▸ **Exercise**: Print the entries below in their entirety, exactly as they are written.

▸ **Input material**:
==*==

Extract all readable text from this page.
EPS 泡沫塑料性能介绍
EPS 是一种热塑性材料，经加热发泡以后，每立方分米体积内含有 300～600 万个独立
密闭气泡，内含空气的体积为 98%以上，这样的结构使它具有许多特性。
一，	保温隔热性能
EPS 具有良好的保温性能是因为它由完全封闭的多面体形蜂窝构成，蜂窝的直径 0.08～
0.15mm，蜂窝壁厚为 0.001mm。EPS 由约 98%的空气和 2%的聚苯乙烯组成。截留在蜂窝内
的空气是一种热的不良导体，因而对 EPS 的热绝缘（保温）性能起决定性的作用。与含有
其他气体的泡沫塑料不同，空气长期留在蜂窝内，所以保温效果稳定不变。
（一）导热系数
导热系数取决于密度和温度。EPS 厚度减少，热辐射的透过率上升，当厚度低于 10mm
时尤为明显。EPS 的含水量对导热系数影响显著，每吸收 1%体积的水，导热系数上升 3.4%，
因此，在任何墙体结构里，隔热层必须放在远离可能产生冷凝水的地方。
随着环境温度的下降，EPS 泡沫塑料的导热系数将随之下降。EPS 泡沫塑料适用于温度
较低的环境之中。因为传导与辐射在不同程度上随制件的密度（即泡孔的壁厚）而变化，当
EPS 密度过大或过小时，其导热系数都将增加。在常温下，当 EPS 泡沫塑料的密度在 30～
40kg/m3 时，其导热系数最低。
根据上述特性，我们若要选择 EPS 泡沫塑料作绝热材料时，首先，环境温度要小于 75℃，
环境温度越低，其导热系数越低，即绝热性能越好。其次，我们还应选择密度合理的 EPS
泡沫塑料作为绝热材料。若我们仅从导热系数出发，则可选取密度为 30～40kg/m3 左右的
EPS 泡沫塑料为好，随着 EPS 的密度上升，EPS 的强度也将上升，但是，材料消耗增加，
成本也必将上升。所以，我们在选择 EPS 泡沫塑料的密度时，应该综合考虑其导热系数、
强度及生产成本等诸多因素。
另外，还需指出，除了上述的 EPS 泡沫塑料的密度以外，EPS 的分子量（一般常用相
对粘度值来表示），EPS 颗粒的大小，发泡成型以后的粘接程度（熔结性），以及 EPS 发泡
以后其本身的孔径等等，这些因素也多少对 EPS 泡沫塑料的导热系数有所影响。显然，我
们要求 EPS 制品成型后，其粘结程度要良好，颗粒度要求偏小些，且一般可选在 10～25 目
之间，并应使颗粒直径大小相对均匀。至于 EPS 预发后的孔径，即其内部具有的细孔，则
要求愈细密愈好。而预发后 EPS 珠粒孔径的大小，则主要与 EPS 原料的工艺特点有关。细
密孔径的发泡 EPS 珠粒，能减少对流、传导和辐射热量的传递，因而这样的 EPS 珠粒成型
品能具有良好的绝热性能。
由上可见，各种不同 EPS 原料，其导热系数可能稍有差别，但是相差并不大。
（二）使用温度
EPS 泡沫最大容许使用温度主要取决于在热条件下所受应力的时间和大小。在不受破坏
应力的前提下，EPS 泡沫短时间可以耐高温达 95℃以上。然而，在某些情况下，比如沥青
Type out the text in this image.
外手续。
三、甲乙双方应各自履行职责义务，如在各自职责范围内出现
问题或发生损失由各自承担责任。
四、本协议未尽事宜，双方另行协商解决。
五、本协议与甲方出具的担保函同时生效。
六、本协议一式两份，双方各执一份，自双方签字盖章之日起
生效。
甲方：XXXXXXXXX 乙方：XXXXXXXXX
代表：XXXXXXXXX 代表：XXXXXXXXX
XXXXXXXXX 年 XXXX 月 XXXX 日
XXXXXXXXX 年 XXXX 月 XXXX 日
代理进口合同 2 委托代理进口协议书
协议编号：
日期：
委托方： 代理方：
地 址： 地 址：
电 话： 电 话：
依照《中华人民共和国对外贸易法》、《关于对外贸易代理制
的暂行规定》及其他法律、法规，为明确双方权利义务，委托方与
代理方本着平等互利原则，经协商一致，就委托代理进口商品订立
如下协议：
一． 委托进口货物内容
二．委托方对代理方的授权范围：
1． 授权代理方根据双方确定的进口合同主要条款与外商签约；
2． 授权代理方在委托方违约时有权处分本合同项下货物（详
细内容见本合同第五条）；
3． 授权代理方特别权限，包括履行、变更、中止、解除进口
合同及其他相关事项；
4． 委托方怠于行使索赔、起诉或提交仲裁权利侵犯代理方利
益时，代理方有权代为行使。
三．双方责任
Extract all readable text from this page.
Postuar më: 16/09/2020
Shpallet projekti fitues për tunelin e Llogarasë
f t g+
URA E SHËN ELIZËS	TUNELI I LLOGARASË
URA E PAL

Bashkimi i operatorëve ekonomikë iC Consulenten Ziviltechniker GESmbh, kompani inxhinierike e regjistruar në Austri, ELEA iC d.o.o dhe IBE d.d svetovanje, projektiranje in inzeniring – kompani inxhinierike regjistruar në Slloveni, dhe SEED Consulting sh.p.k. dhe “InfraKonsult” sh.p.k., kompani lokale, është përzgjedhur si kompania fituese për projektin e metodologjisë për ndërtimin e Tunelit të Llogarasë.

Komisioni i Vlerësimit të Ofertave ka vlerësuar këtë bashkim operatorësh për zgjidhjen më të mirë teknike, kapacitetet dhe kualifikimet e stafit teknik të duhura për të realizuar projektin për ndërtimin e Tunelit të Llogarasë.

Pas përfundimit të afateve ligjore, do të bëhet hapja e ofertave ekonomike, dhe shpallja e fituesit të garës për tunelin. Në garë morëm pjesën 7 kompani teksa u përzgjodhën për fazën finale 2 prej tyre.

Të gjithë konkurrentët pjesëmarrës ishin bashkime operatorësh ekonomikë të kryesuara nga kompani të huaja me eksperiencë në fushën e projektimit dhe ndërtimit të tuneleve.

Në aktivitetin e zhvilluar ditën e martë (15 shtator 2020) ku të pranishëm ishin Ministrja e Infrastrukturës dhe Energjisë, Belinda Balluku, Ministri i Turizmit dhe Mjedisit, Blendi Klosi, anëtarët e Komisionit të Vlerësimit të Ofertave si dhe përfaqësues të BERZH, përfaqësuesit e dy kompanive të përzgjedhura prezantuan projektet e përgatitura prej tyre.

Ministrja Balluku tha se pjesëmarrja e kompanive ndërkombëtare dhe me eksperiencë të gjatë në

==*==

▸ **Result for this exercise**:
Extract all readable text from this page.
EPS 泡沫塑料性能介绍
EPS 是一种热塑性材料，经加热发泡以后，每立方分米体积内含有 300～600 万个独立
密闭气泡，内含空气的体积为 98%以上，这样的结构使它具有许多特性。
一，	保温隔热性能
EPS 具有良好的保温性能是因为它由完全封闭的多面体形蜂窝构成，蜂窝的直径 0.08～
0.15mm，蜂窝壁厚为 0.001mm。EPS 由约 98%的空气和 2%的聚苯乙烯组成。截留在蜂窝内
的空气是一种热的不良导体，因而对 EPS 的热绝缘（保温）性能起决定性的作用。与含有
其他气体的泡沫塑料不同，空气长期留在蜂窝内，所以保温效果稳定不变。
（一）导热系数
导热系数取决于密度和温度。EPS 厚度减少，热辐射的透过率上升，当厚度低于 10mm
时尤为明显。EPS 的含水量对导热系数影响显著，每吸收 1%体积的水，导热系数上升 3.4%，
因此，在任何墙体结构里，隔热层必须放在远离可能产生冷凝水的地方。
随着环境温度的下降，EPS 泡沫塑料的导热系数将随之下降。EPS 泡沫塑料适用于温度
较低的环境之中。因为传导与辐射在不同程度上随制件的密度（即泡孔的壁厚）而变化，当
EPS 密度过大或过小时，其导热系数都将增加。在常温下，当 EPS 泡沫塑料的密度在 30～
40kg/m3 时，其导热系数最低。
根据上述特性，我们若要选择 EPS 泡沫塑料作绝热材料时，首先，环境温度要小于 75℃，
环境温度越低，其导热系数越低，即绝热性能越好。其次，我们还应选择密度合理的 EPS
泡沫塑料作为绝热材料。若我们仅从导热系数出发，则可选取密度为 30～40kg/m3 左右的
EPS 泡沫塑料为好，随着 EPS 的密度上升，EPS 的强度也将上升，但是，材料消耗增加，
成本也必将上升。所以，我们在选择 EPS 泡沫塑料的密度时，应该综合考虑其导热系数、
强度及生产成本等诸多因素。
另外，还需指出，除了上述的 EPS 泡沫塑料的密度以外，EPS 的分子量（一般常用相
对粘度值来表示），EPS 颗粒的大小，发泡成型以后的粘接程度（熔结性），以及 EPS 发泡
以后其本身的孔径等等，这些因素也多少对 EPS 泡沫塑料的导热系数有所影响。显然，我
们要求 EPS 制品成型后，其粘结程度要良好，颗粒度要求偏小些，且一般可选在 10～25 目
之间，并应使颗粒直径大小相对均匀。至于 EPS 预发后的孔径，即其内部具有的细孔，则
要求愈细密愈好。而预发后 EPS 珠粒孔径的大小，则主要与 EPS 原料的工艺特点有关。细
密孔径的发泡 EPS 珠粒，能减少对流、传导和辐射热量的传递，因而这样的 EPS 珠粒成型
品能具有良好的绝热性能。
由上可见，各种不同 EPS 原料，其导热系数可能稍有差别，但是相差并不大。
（二）使用温度
EPS 泡沫最大容许使用温度主要取决于在热条件下所受应力的时间和大小。在不受破坏
应力的前提下，EPS 泡沫短时间可以耐高温达 95℃以上。然而，在某些情况下，比如沥青
Type out the text in this image.
外手续。
三、甲乙双方应各自履行职责义务，如在各自职责范围内出现
问题或发生损失由各自承担责任。
四、本协议未尽事宜，双方另行协商解决。
五、本协议与甲方出具的担保函同时生效。
六、本协议一式两份，双方各执一份，自双方签字盖章之日起
生效。
甲方：XXXXXXXXX 乙方：XXXXXXXXX
代表：XXXXXXXXX 代表：XXXXXXXXX
XXXXXXXXX 年 XXXX 月 XXXX 日
XXXXXXXXX 年 XXXX 月 XXXX 日
代理进口合同 2 委托代理进口协议书
协议编号：
日期：
委托方： 代理方：
地 址： 地 址：
电 话： 电 话：
依照《中华人民共和国对外贸易法》、《关于对外贸易代理制
的暂行规定》及其他法律、法规，为明确双方权利义务，委托方与
代理方本着平等互利原则，经协商一致，就委托代理进口商品订立
如下协议：
一． 委托进口货物内容
二．委托方对代理方的授权范围：
1． 授权代理方根据双方确定的进口合同主要条款与外商签约；
2． 授权代理方在委托方违约时有权处分本合同项下货物（详
细内容见本合同第五条）；
3． 授权代理方特别权限，包括履行、变更、中止、解除进口
合同及其他相关事项；
4． 委托方怠于行使索赔、起诉或提交仲裁权利侵犯代理方利
益时，代理方有权代为行使。
三．双方责任
Extract all readable text from this page.
Postuar më: 16/09/2020
Shpallet projekti fitues për tunelin e Llogarasë
f t g+
URA E SHËN ELIZËS	TUNELI I LLOGARASË
URA E PAL

Bashkimi i operatorëve ekonomikë iC Consulenten Ziviltechniker GESmbh, kompani inxhinierike e regjistruar në Austri, ELEA iC d.o.o dhe IBE d.d svetovanje, projektiranje in inzeniring – kompani inxhinierike regjistruar në Slloveni, dhe SEED Consulting sh.p.k. dhe “InfraKonsult” sh.p.k., kompani lokale, është përzgjedhur si kompania fituese për projektin e metodologjisë për ndërtimin e Tunelit të Llogarasë.

Komisioni i Vlerësimit të Ofertave ka vlerësuar këtë bashkim operatorësh për zgjidhjen më të mirë teknike, kapacitetet dhe kualifikimet e stafit teknik të duhura për të realizuar projektin për ndërtimin e Tunelit të Llogarasë.

Pas përfundimit të afateve ligjore, do të bëhet hapja e ofertave ekonomike, dhe shpallja e fituesit të garës për tunelin. Në garë morëm pjesën 7 kompani teksa u përzgjodhën për fazën finale 2 prej tyre.

Të gjithë konkurrentët pjesëmarrës ishin bashkime operatorësh ekonomikë të kryesuara nga kompani të huaja me eksperiencë në fushën e projektimit dhe ndërtimit të tuneleve.

Në aktivitetin e zhvilluar ditën e martë (15 shtator 2020) ku të pranishëm ishin Ministrja e Infrastrukturës dhe Energjisë, Belinda Balluku, Ministri i Turizmit dhe Mjedisit, Blendi Klosi, anëtarët e Komisionit të Vlerësimit të Ofertave si dhe përfaqësues të BERZH, përfaqësuesit e dy kompanive të përzgjedhura prezantuan projektet e përgatitura prej tyre.

Ministrja Balluku tha se pjesëmarrja e kompanive ndërkombëtare dhe me eksperiencë të gjatë në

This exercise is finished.